**DIRECTION:** What is the number of lines that include the word "Dollar"? Provide only that figure.

START DATA EXCERPTS

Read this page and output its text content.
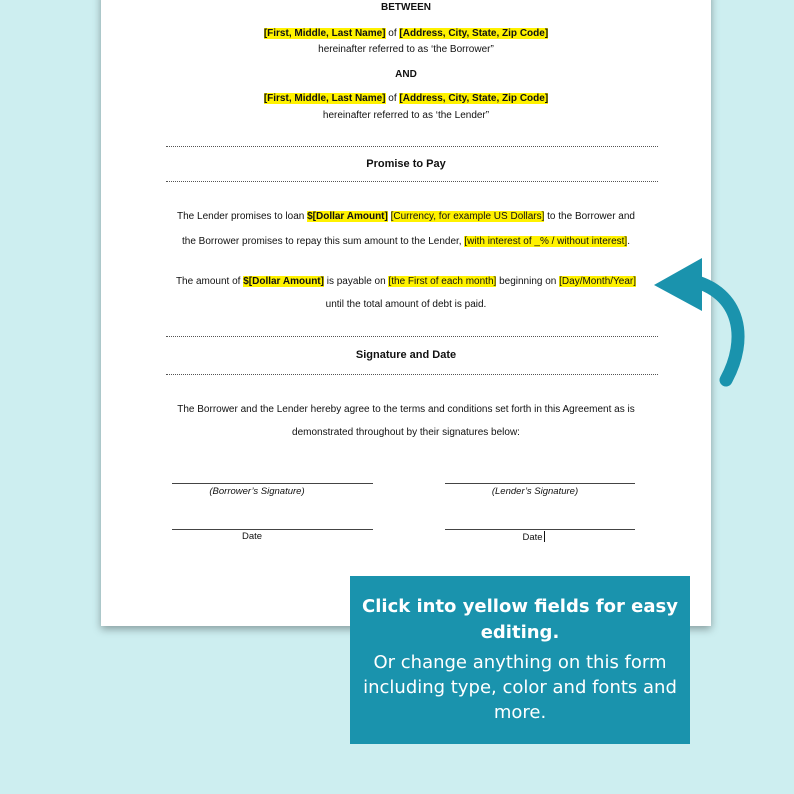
BETWEEN
[First, Middle, Last Name] of [Address, City, State, Zip Code]
hereinafter referred to as ‘the Borrower”
AND
[First, Middle, Last Name] of [Address, City, State, Zip Code]
hereinafter referred to as ‘the Lender”
Promise to Pay
The Lender promises to loan $[Dollar Amount] [Currency, for example US Dollars] to the Borrower and
the Borrower promises to repay this sum amount to the Lender, [with interest of _% / without interest].
The amount of $[Dollar Amount] is payable on [the First of each month] beginning on [Day/Month/Year]
until the total amount of debt is paid.
Signature and Date
The Borrower and the Lender hereby agree to the terms and conditions set forth in this Agreement as is
demonstrated throughout by their signatures below:
(Borrower’s Signature)	(Lender’s Signature)
Date	Date
Click into yellow fields for easy editing.
Or change anything on this form including type, color and fonts and more.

END DATA EXCERPTS

**TASK ANSWER:** 2